■ **Short problem**: Count the lines in the data below that contain the string "Bénéficiaires", with case significant, and give only that number.

--- start Source records ---

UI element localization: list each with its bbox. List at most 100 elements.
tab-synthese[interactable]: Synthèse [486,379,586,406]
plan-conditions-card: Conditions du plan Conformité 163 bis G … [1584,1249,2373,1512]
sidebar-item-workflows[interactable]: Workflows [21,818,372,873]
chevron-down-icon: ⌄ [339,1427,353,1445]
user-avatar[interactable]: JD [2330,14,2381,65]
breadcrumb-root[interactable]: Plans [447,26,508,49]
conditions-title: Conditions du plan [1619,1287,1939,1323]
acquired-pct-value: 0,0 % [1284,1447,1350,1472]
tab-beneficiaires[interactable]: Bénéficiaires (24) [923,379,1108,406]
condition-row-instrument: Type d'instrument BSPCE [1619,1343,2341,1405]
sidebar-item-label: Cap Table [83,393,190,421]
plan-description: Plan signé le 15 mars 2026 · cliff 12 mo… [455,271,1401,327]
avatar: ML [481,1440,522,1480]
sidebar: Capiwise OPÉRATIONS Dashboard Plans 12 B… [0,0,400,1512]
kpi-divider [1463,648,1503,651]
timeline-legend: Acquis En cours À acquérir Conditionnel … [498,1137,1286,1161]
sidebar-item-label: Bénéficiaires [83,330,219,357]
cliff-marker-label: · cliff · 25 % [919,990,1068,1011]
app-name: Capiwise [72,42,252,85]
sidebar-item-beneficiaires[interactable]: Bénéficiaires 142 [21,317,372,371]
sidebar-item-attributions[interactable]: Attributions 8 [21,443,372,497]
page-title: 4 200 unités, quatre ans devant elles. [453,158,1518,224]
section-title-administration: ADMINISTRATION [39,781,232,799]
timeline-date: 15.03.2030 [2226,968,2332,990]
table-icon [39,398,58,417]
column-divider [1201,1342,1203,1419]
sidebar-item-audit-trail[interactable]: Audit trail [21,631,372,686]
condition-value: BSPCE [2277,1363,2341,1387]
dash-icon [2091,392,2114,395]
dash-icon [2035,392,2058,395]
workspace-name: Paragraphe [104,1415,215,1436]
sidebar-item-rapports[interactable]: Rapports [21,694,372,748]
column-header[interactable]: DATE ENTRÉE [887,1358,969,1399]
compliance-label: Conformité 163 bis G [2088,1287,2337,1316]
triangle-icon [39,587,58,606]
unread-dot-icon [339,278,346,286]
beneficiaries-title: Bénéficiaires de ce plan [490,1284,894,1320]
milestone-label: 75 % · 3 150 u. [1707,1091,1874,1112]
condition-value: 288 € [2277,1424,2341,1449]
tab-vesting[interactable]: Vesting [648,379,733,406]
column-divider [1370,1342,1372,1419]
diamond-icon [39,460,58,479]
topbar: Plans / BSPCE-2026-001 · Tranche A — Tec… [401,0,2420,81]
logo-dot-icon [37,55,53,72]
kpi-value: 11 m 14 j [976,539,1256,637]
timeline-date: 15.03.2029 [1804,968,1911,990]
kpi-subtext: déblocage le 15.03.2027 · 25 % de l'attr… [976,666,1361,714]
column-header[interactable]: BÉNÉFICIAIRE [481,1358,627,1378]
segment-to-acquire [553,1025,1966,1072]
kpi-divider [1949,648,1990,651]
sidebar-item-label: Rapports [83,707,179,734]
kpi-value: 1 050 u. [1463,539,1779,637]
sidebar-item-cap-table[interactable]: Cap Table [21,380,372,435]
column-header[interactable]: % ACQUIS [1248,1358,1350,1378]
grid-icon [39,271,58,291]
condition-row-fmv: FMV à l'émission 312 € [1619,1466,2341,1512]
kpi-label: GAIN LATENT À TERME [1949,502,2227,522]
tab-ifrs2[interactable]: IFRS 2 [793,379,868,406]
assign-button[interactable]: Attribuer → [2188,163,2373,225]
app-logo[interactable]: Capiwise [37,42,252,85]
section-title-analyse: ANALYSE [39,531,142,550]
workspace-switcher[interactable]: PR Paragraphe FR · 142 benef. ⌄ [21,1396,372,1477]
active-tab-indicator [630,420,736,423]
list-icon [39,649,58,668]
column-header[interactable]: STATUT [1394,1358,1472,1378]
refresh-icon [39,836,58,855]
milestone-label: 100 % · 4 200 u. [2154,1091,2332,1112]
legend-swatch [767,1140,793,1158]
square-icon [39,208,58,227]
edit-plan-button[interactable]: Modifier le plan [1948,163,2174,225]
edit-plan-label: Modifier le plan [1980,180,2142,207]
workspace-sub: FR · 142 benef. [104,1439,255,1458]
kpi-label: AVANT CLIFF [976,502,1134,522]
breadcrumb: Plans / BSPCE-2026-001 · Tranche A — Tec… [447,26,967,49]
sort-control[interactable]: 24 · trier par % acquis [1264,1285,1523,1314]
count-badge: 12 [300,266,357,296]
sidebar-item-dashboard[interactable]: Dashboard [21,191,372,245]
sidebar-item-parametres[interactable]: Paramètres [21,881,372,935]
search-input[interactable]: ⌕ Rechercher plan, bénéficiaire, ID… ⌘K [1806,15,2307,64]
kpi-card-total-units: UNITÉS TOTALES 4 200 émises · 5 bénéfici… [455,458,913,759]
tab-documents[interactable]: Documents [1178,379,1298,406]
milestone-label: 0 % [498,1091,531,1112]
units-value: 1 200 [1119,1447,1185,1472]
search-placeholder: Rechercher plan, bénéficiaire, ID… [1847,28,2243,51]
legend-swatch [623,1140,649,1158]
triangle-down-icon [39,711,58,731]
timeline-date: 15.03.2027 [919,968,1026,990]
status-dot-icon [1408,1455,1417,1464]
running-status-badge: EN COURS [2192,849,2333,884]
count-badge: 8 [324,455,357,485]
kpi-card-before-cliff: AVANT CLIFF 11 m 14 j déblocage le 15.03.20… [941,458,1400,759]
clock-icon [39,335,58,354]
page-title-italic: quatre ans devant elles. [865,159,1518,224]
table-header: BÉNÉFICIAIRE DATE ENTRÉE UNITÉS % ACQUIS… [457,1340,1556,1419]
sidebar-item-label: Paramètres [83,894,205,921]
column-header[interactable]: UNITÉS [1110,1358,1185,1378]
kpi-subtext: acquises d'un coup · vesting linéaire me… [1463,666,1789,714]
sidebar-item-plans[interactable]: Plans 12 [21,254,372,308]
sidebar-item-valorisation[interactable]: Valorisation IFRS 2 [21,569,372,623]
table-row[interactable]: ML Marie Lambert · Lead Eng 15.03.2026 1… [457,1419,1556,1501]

--- end Source records ---

■ **Exercise response**: 4